• **EXERCISE OBJECTIVE**
Go through the listing beneath this task and return every line that carries the string "document".

───── GIVEN DATA

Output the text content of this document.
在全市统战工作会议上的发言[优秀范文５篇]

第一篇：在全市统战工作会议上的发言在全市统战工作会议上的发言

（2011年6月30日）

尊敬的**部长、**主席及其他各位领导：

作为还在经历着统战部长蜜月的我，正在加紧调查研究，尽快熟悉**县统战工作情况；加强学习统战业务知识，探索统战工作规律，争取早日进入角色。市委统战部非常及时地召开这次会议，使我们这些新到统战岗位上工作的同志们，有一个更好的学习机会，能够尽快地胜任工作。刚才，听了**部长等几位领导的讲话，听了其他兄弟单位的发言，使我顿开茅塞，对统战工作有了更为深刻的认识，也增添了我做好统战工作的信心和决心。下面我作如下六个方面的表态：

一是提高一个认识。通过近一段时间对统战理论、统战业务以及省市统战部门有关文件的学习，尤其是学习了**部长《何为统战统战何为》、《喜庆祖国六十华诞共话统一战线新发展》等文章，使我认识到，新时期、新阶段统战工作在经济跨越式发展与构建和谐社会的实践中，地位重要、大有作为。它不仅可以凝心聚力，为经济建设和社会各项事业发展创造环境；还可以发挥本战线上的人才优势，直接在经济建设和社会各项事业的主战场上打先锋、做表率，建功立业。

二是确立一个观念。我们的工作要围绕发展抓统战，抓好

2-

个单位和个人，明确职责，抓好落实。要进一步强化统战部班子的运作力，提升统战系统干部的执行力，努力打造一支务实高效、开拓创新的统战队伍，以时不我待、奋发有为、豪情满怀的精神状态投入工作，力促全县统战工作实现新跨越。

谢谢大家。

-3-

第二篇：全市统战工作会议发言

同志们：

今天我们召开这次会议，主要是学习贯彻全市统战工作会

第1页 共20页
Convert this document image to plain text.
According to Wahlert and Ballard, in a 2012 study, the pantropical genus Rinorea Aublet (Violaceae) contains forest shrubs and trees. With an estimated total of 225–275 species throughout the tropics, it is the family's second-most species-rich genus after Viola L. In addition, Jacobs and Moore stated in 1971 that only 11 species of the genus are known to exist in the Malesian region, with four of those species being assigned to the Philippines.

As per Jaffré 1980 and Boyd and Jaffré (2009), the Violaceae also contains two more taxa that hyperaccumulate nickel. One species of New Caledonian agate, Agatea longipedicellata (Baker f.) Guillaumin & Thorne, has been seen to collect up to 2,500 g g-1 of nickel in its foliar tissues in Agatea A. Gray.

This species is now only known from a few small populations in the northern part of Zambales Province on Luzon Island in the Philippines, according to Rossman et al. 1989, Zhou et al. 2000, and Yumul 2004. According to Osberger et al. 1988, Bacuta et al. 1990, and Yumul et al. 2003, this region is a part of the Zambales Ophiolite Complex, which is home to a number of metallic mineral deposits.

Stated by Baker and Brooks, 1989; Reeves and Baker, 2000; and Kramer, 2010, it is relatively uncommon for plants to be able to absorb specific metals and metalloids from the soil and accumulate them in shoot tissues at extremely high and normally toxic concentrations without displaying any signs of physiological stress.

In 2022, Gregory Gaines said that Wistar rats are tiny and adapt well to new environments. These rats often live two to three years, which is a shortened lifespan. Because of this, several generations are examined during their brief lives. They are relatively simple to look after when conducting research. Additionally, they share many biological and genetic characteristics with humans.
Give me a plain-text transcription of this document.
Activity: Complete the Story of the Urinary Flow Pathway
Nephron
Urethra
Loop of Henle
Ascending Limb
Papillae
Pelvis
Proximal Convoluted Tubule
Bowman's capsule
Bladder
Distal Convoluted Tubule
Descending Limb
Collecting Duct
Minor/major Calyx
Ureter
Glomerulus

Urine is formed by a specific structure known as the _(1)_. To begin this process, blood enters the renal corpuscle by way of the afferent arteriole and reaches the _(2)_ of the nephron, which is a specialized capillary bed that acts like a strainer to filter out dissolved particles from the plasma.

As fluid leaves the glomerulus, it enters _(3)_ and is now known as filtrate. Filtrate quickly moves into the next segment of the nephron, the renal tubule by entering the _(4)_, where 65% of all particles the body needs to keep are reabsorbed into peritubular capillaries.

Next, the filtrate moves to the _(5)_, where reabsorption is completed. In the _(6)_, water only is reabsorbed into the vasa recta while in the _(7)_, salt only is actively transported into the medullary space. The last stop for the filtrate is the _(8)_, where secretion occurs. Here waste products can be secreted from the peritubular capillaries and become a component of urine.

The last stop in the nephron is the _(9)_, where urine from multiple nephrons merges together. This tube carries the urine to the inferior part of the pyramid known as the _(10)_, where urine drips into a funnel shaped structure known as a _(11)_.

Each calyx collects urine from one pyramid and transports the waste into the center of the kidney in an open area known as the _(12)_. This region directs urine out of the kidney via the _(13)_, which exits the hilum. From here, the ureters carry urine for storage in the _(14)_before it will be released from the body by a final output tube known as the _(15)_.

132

──────────

• **RESPONSE TO THIS TASK**
Output the text content of this document.
Convert this document image to plain text.
Give me a plain-text transcription of this document.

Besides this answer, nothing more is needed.